Extracted records
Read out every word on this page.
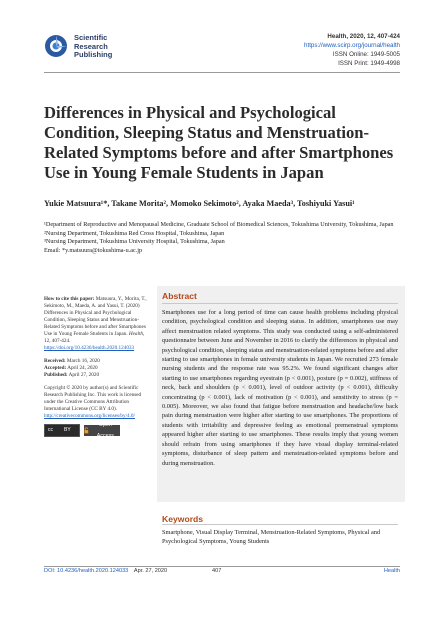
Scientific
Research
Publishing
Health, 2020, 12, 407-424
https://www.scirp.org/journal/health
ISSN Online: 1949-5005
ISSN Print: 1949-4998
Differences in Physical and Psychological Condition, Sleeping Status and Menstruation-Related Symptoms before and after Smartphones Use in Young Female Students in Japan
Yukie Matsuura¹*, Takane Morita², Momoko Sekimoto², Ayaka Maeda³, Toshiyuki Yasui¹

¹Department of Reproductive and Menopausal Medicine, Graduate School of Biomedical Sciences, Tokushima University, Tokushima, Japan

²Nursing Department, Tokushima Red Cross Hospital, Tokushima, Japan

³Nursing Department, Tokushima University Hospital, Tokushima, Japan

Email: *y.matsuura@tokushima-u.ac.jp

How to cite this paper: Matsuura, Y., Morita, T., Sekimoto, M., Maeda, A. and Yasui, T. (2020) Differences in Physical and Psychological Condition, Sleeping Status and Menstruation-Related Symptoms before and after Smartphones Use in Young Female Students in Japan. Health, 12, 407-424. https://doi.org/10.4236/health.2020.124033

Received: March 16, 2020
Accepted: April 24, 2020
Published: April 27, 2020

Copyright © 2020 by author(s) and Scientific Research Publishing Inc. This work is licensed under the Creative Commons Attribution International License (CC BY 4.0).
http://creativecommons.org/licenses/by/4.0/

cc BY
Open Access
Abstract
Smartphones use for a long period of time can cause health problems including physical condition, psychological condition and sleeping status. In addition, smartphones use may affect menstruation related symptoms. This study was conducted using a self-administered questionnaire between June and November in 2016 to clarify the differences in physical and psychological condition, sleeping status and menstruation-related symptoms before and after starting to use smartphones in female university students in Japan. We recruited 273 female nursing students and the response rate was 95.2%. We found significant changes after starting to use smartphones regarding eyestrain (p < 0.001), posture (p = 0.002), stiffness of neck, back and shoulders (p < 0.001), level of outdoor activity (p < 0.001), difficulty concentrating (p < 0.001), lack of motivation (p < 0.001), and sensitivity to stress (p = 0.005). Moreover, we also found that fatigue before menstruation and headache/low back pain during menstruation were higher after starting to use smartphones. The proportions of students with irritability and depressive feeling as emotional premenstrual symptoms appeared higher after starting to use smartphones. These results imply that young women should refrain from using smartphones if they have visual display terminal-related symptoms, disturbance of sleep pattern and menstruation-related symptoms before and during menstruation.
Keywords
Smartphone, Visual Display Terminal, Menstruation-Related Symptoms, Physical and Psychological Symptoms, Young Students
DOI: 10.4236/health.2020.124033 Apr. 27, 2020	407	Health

* * *

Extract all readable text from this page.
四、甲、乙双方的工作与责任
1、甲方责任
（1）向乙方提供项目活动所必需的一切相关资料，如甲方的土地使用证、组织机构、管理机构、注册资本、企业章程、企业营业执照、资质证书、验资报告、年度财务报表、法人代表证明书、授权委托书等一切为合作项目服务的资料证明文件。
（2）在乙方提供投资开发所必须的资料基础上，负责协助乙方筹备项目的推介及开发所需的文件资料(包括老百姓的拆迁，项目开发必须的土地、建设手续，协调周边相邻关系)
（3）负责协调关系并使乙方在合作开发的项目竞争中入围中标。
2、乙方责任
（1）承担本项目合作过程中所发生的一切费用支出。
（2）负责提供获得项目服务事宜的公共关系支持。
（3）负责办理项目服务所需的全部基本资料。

==

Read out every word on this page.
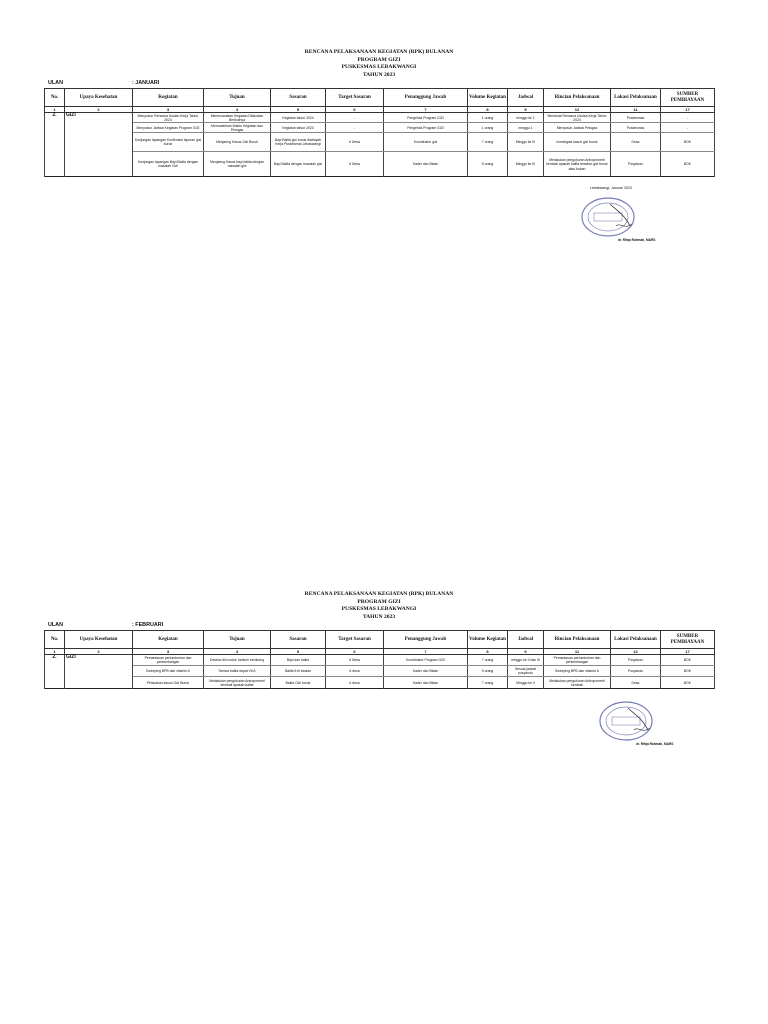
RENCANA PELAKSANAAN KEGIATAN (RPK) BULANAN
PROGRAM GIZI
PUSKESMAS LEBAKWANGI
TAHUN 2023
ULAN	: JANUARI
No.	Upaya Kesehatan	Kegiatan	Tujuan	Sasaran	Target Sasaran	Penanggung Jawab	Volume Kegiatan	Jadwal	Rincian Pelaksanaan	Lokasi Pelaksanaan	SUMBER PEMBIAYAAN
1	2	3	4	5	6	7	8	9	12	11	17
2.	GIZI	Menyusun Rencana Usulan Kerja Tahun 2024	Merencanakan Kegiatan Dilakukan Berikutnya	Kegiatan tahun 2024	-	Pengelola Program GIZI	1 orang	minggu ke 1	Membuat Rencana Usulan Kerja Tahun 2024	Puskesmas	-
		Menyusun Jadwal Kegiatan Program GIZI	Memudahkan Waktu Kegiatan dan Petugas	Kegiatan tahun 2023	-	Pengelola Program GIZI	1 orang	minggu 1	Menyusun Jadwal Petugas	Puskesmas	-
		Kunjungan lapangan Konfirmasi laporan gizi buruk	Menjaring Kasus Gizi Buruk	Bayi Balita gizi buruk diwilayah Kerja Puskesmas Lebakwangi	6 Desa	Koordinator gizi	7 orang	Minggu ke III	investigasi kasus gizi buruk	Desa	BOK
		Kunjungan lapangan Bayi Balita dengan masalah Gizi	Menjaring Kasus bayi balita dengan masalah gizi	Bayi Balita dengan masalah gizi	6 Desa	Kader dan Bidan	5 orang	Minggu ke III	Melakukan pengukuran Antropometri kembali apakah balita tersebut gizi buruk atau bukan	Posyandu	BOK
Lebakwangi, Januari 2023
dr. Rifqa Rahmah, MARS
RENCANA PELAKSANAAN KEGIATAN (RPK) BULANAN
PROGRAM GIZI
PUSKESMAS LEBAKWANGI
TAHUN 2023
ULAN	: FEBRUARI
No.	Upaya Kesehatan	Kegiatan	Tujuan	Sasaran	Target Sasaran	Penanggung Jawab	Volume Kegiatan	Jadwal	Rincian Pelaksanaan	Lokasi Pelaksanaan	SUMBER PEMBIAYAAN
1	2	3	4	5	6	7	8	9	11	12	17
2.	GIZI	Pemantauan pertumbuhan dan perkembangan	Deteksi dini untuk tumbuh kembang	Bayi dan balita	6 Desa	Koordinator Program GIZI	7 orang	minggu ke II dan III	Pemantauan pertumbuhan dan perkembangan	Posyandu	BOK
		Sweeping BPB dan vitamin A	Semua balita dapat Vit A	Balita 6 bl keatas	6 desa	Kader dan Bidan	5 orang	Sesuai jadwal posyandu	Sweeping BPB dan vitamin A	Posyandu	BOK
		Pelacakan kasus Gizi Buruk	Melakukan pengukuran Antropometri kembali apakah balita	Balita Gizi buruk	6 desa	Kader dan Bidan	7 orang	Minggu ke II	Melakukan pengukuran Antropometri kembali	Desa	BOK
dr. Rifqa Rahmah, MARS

§ EXERCISE AIM
In how many lines of the data does the string "buruk" appear? Give only the number.

§ TASK SOLUTION
3